Ihre Aufgabe → Ersetzen Sie in sämtlichen folgenden Datensätzen „legend-swatch“ durch „color-swatch“, und geben Sie alle Zeilen ansonsten unverändert wieder. Die Bilder lassen Sie in der Antwort weg.

[Datensätze aus einer Datenquelle]
════

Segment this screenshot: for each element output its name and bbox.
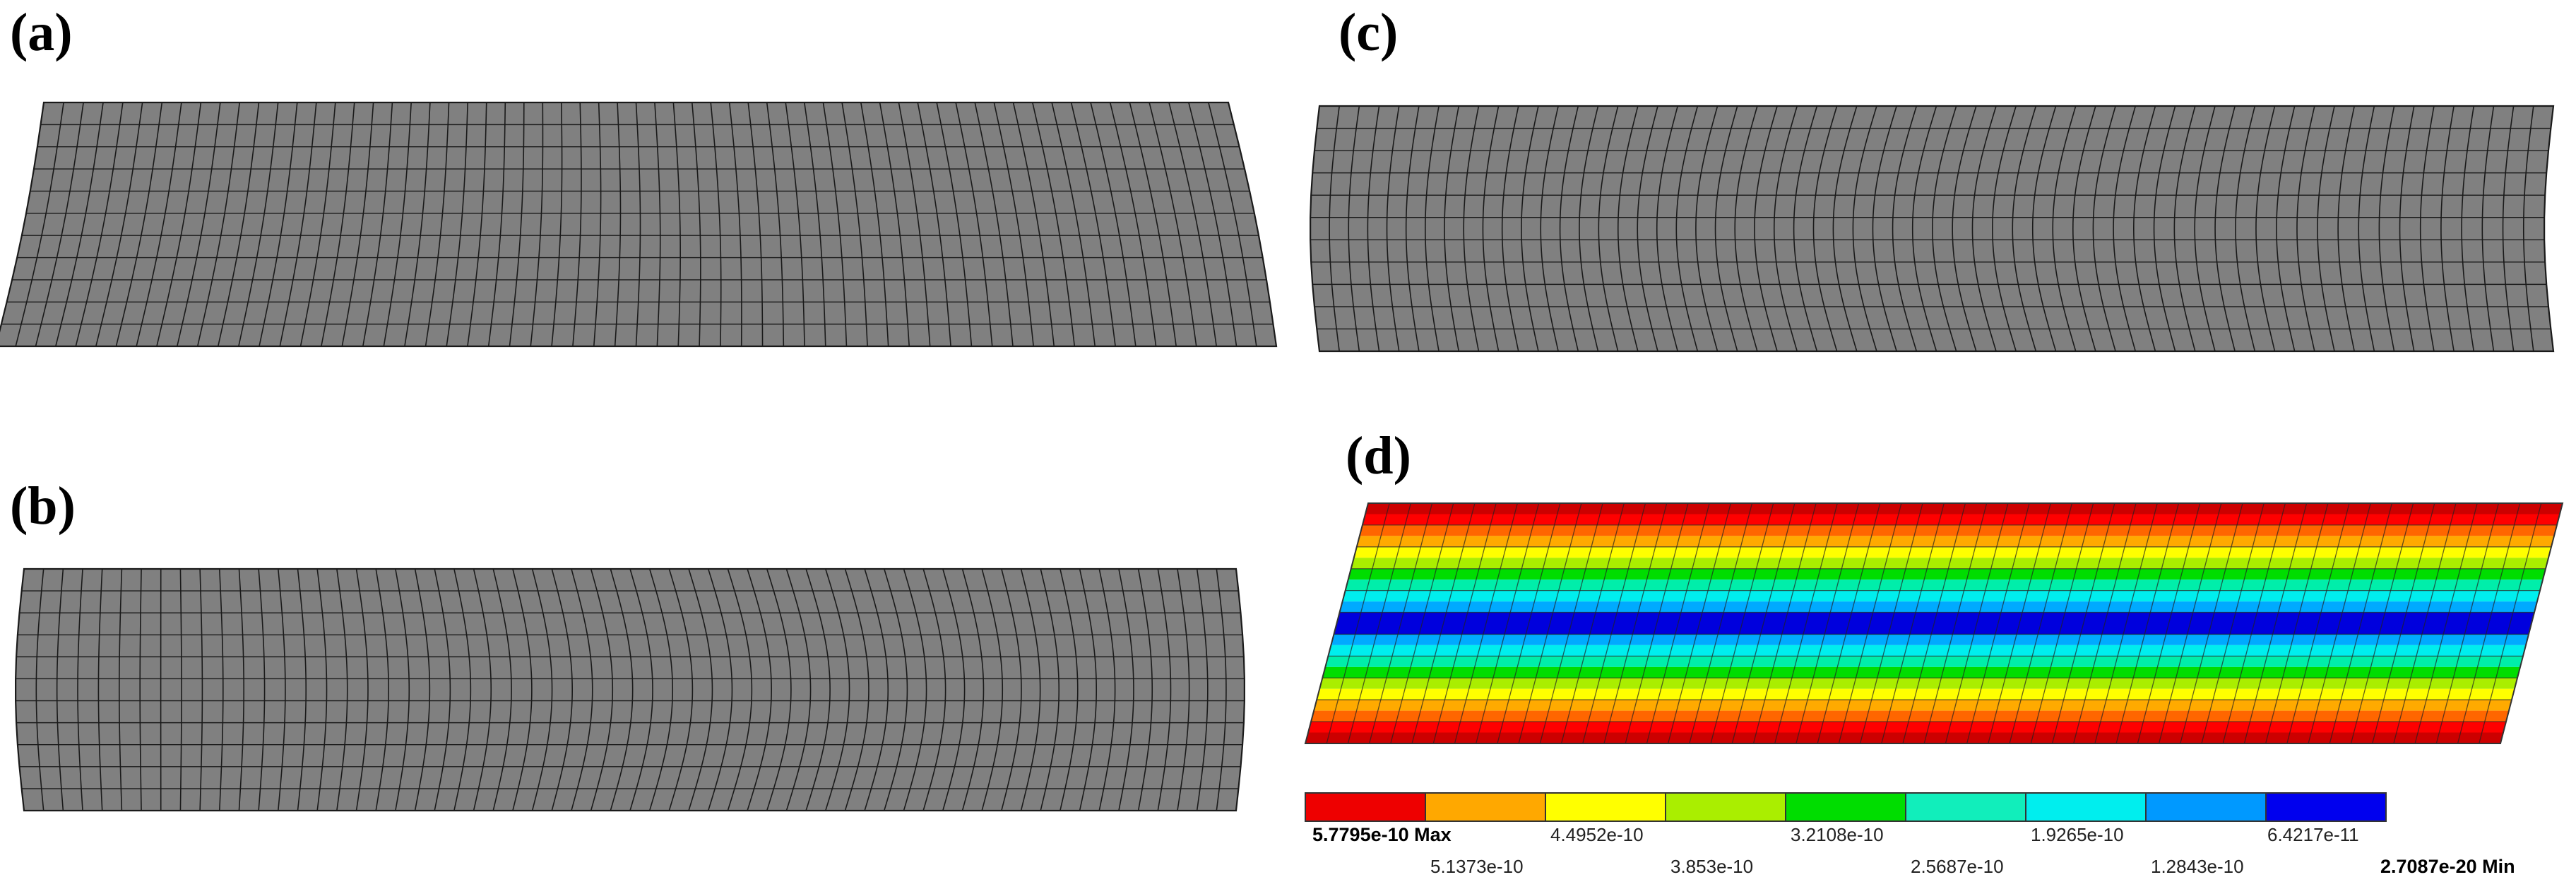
legend-max-label: 5.7795e-10 Max [1312,824,1452,845]
legend-label-0: 5.1373e-10 [1430,856,1524,877]
panel-label-c: (c) [1339,3,1399,62]
legend-swatch [2265,792,2387,822]
contour-mesh-d [1304,502,2564,744]
legend-color-bar [1305,792,2387,822]
legend-swatch [2025,792,2147,822]
mesh-c [1310,105,2555,353]
legend-label-4: 2.5687e-10 [1911,856,2004,877]
legend-swatch [1305,792,1426,822]
legend-label-7: 6.4217e-11 [2267,824,2359,845]
legend-swatch [1425,792,1546,822]
mesh-a [0,101,1278,348]
legend-swatch [1665,792,1786,822]
legend-label-1: 4.4952e-10 [1550,824,1644,845]
legend-min-label: 2.7087e-20 Min [2380,856,2515,877]
panel-label-a: (a) [10,3,73,62]
legend-swatch [2145,792,2267,822]
mesh-b [15,567,1245,812]
legend-label-5: 1.9265e-10 [2031,824,2124,845]
panel-label-b: (b) [10,476,76,536]
legend-swatch [1785,792,1906,822]
legend-swatch [1545,792,1666,822]
panel-label-d: (d) [1346,426,1411,486]
legend-label-6: 1.2843e-10 [2151,856,2244,877]
legend-label-2: 3.853e-10 [1670,856,1754,877]
legend-label-3: 3.2108e-10 [1791,824,1884,845]
legend-swatch [1905,792,2026,822]
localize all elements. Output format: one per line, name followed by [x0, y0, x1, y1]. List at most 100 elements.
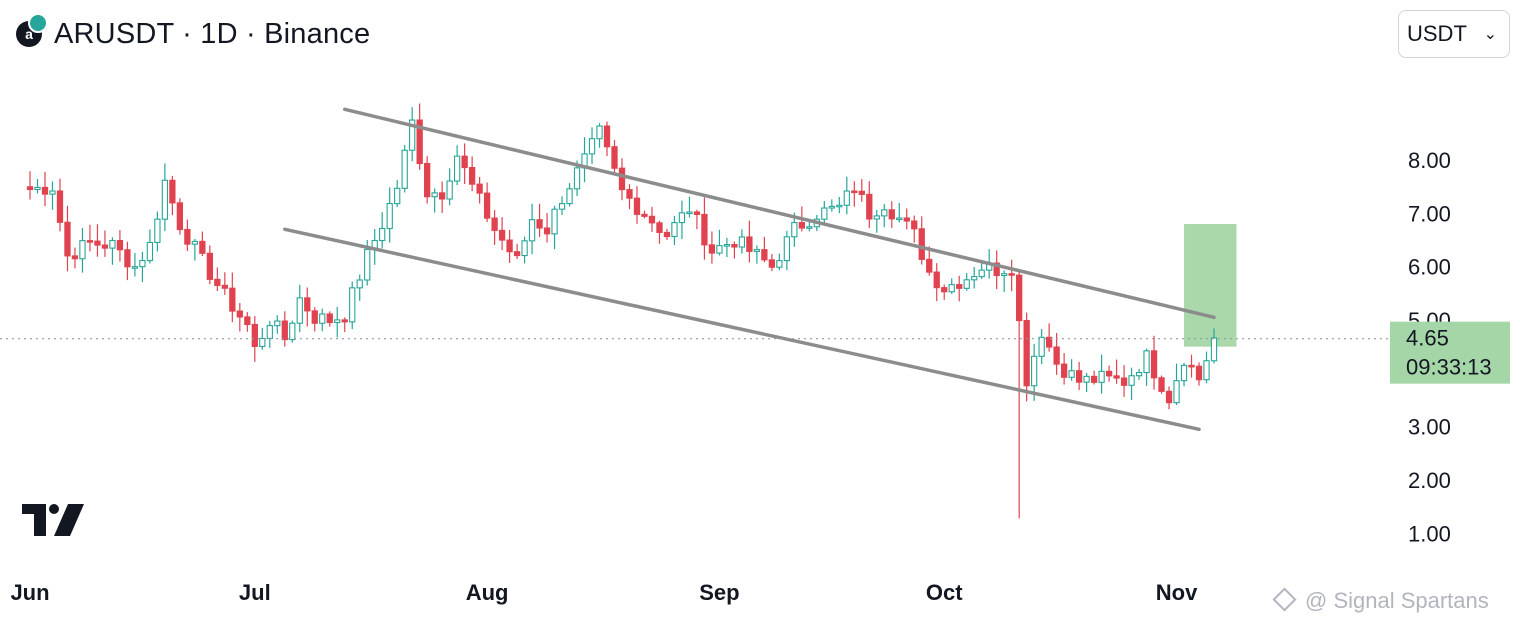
candle-down — [221, 284, 228, 289]
candle-down — [341, 319, 348, 323]
candle-up — [259, 337, 266, 347]
candle-up — [296, 297, 303, 324]
currency-selector[interactable]: USDT ⌄ — [1398, 10, 1510, 58]
x-tick-label: Jul — [239, 580, 271, 605]
candle-up — [49, 190, 56, 195]
candle-down — [64, 221, 71, 257]
candle-up — [573, 167, 581, 190]
candle-up — [109, 239, 116, 249]
candle-down — [124, 249, 131, 268]
candle-down — [693, 211, 701, 215]
y-tick-label: 3.00 — [1408, 415, 1451, 440]
candle-down — [618, 167, 626, 191]
candle-up — [349, 287, 356, 323]
candle-up — [1098, 370, 1105, 383]
x-tick-label: Aug — [466, 580, 509, 605]
y-tick-label: 2.00 — [1408, 468, 1451, 493]
candle-up — [551, 208, 558, 235]
candle-down — [1120, 377, 1128, 386]
candle-down — [498, 229, 506, 241]
candle-down — [1075, 370, 1083, 383]
candle-down — [633, 197, 641, 215]
candle-down — [311, 310, 318, 324]
exchange-logo-icon: a — [16, 13, 48, 47]
candle-up — [828, 205, 835, 209]
candle-up — [274, 320, 281, 327]
candle-down — [244, 316, 251, 326]
candle-down — [281, 320, 288, 341]
candle-up — [528, 219, 536, 242]
candle-down — [1060, 363, 1068, 378]
candle-down — [1090, 375, 1098, 383]
candle-down — [1165, 390, 1173, 404]
candle-down — [26, 186, 34, 191]
candle-down — [1150, 350, 1158, 379]
candle-up — [678, 212, 686, 224]
candle-up — [753, 249, 761, 252]
candle-up — [971, 276, 978, 281]
y-tick-label: 1.00 — [1408, 521, 1451, 546]
candle-up — [1068, 370, 1075, 378]
candle-up — [1038, 336, 1045, 357]
candles — [26, 103, 1218, 519]
candle-down — [41, 186, 49, 195]
candle-down — [251, 323, 258, 347]
candle-up — [596, 125, 603, 140]
candle-down — [56, 190, 64, 223]
candle-down — [1105, 370, 1113, 377]
candle-up — [1135, 371, 1143, 377]
channel-upper-line — [342, 107, 1216, 320]
candle-down — [86, 240, 94, 243]
candle-up — [566, 188, 573, 205]
candle-up — [139, 259, 146, 268]
candle-up — [446, 180, 453, 200]
candle-down — [941, 287, 948, 293]
candle-up — [978, 269, 985, 278]
watermark-diamond-icon — [1272, 587, 1297, 612]
candle-down — [731, 244, 738, 248]
candle-down — [206, 252, 213, 280]
candle-down — [1008, 273, 1015, 276]
candle-down — [94, 240, 101, 246]
candle-up — [161, 179, 169, 220]
candle-down — [424, 162, 431, 198]
x-tick-label: Sep — [699, 580, 739, 605]
candle-down — [663, 231, 671, 238]
y-tick-label: 8.00 — [1408, 148, 1451, 173]
candle-up — [401, 149, 408, 189]
candle-down — [1016, 274, 1023, 322]
candle-down — [933, 271, 940, 289]
candle-down — [1158, 377, 1165, 392]
candle-up — [319, 313, 326, 324]
candle-down — [1023, 320, 1030, 387]
candle-down — [439, 192, 446, 200]
candle-down — [858, 190, 865, 195]
candle-up — [558, 203, 566, 210]
candle-down — [71, 255, 79, 260]
candle-up — [716, 245, 723, 254]
candle-up — [671, 222, 678, 238]
candle-up — [379, 227, 386, 242]
candle-down — [169, 179, 176, 204]
candle-down — [993, 262, 1000, 277]
candle-down — [476, 183, 483, 194]
candle-up — [783, 236, 791, 262]
candle-down — [326, 313, 333, 324]
countdown-text: 09:33:13 — [1406, 355, 1492, 380]
tradingview-logo-icon[interactable] — [22, 504, 84, 541]
candle-down — [851, 190, 858, 194]
candle-down — [761, 249, 768, 261]
candle-down — [641, 213, 648, 217]
candle-up — [1001, 273, 1008, 277]
candle-up — [364, 248, 371, 281]
candle-down — [1113, 375, 1120, 379]
candle-up — [34, 186, 41, 191]
candle-up — [394, 187, 401, 205]
candle-up — [896, 217, 903, 221]
candle-up — [131, 266, 139, 269]
candle-down — [101, 244, 109, 249]
candle-up — [154, 218, 161, 243]
candle-down — [911, 220, 918, 230]
candle-up — [738, 236, 746, 248]
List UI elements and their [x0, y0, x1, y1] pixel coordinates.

════

Ergebnis →
Segment this screenshot: for each element output its name and bbox.
legend-max-label: 5.7795e-10 Max [1312,824,1452,845]
legend-label-0: 5.1373e-10 [1430,856,1524,877]
panel-label-c: (c) [1339,3,1399,62]
color-swatch [2265,792,2387,822]
contour-mesh-d [1304,502,2564,744]
legend-color-bar [1305,792,2387,822]
color-swatch [2025,792,2147,822]
mesh-c [1310,105,2555,353]
legend-label-4: 2.5687e-10 [1911,856,2004,877]
color-swatch [1305,792,1426,822]
legend-label-7: 6.4217e-11 [2267,824,2359,845]
color-swatch [1425,792,1546,822]
mesh-a [0,101,1278,348]
color-swatch [1665,792,1786,822]
legend-label-1: 4.4952e-10 [1550,824,1644,845]
legend-min-label: 2.7087e-20 Min [2380,856,2515,877]
panel-label-a: (a) [10,3,73,62]
color-swatch [2145,792,2267,822]
mesh-b [15,567,1245,812]
legend-label-5: 1.9265e-10 [2031,824,2124,845]
panel-label-b: (b) [10,476,76,536]
color-swatch [1785,792,1906,822]
color-swatch [1545,792,1666,822]
panel-label-d: (d) [1346,426,1411,486]
legend-label-6: 1.2843e-10 [2151,856,2244,877]
legend-label-2: 3.853e-10 [1670,856,1754,877]
legend-label-3: 3.2108e-10 [1791,824,1884,845]
color-swatch [1905,792,2026,822]
localize all elements. Output format: one per line, name followed by [x0, y0, x1, y1]. List at most 100 elements.
candle-down — [221, 284, 228, 289]
candle-down — [341, 319, 348, 323]
candle-up — [259, 337, 266, 347]
candle-up — [296, 297, 303, 324]
currency-selector[interactable]: USDT ⌄ — [1398, 10, 1510, 58]
x-tick-label: Jul — [239, 580, 271, 605]
candle-up — [49, 190, 56, 195]
candle-down — [64, 221, 71, 257]
candle-up — [573, 167, 581, 190]
candle-up — [109, 239, 116, 249]
candle-down — [124, 249, 131, 268]
candle-down — [693, 211, 701, 215]
y-tick-label: 3.00 — [1408, 415, 1451, 440]
candle-down — [618, 167, 626, 191]
candle-up — [349, 287, 356, 323]
candle-up — [1098, 370, 1105, 383]
x-tick-label: Aug — [466, 580, 509, 605]
y-tick-label: 2.00 — [1408, 468, 1451, 493]
candle-up — [551, 208, 558, 235]
candle-down — [1120, 377, 1128, 386]
candle-down — [498, 229, 506, 241]
candle-down — [1075, 370, 1083, 383]
candle-down — [633, 197, 641, 215]
candle-down — [311, 310, 318, 324]
exchange-logo-icon: a — [16, 13, 48, 47]
candle-up — [828, 205, 835, 209]
candle-up — [274, 320, 281, 327]
candle-down — [244, 316, 251, 326]
candle-down — [281, 320, 288, 341]
candle-up — [528, 219, 536, 242]
candle-down — [1060, 363, 1068, 378]
candle-down — [1090, 375, 1098, 383]
candle-down — [1165, 390, 1173, 404]
candle-down — [26, 186, 34, 191]
candle-down — [1150, 350, 1158, 379]
candle-up — [678, 212, 686, 224]
candle-up — [753, 249, 761, 252]
candle-up — [971, 276, 978, 281]
y-tick-label: 1.00 — [1408, 521, 1451, 546]
candle-up — [1068, 370, 1075, 378]
candle-up — [1038, 336, 1045, 357]
candles — [26, 103, 1218, 519]
candle-down — [41, 186, 49, 195]
candle-down — [251, 323, 258, 347]
candle-up — [596, 125, 603, 140]
candle-down — [56, 190, 64, 223]
candle-down — [1105, 370, 1113, 377]
candle-up — [1135, 371, 1143, 377]
channel-upper-line — [342, 107, 1216, 320]
candle-down — [86, 240, 94, 243]
candle-up — [566, 188, 573, 205]
candle-up — [139, 259, 146, 268]
candle-up — [446, 180, 453, 200]
candle-down — [941, 287, 948, 293]
candle-up — [978, 269, 985, 278]
watermark-diamond-icon — [1272, 587, 1297, 612]
candle-down — [731, 244, 738, 248]
candle-down — [206, 252, 213, 280]
candle-down — [1008, 273, 1015, 276]
candle-down — [94, 240, 101, 246]
candle-up — [161, 179, 169, 220]
candle-down — [424, 162, 431, 198]
x-tick-label: Sep — [699, 580, 739, 605]
candle-down — [663, 231, 671, 238]
y-tick-label: 8.00 — [1408, 148, 1451, 173]
candle-up — [401, 149, 408, 189]
candle-down — [1016, 274, 1023, 322]
candle-down — [933, 271, 940, 289]
candle-down — [1158, 377, 1165, 392]
candle-up — [319, 313, 326, 324]
candle-down — [1023, 320, 1030, 387]
candle-down — [439, 192, 446, 200]
candle-down — [858, 190, 865, 195]
candle-up — [558, 203, 566, 210]
candle-down — [71, 255, 79, 260]
candle-up — [716, 245, 723, 254]
candle-up — [671, 222, 678, 238]
candle-up — [379, 227, 386, 242]
candle-down — [169, 179, 176, 204]
candle-down — [993, 262, 1000, 277]
candle-down — [476, 183, 483, 194]
candle-up — [783, 236, 791, 262]
candle-down — [326, 313, 333, 324]
countdown-text: 09:33:13 — [1406, 355, 1492, 380]
tradingview-logo-icon[interactable] — [22, 504, 84, 541]
candle-down — [851, 190, 858, 194]
candle-down — [761, 249, 768, 261]
candle-down — [641, 213, 648, 217]
candle-up — [1001, 273, 1008, 277]
candle-up — [364, 248, 371, 281]
candle-down — [1113, 375, 1120, 379]
candle-up — [34, 186, 41, 191]
candle-up — [394, 187, 401, 205]
candle-up — [896, 217, 903, 221]
candle-up — [131, 266, 139, 269]
candle-down — [101, 244, 109, 249]
candle-up — [154, 218, 161, 243]
candle-down — [911, 220, 918, 230]
candle-up — [738, 236, 746, 248]
List UI elements and their [x0, y0, x1, y1] pixel coordinates.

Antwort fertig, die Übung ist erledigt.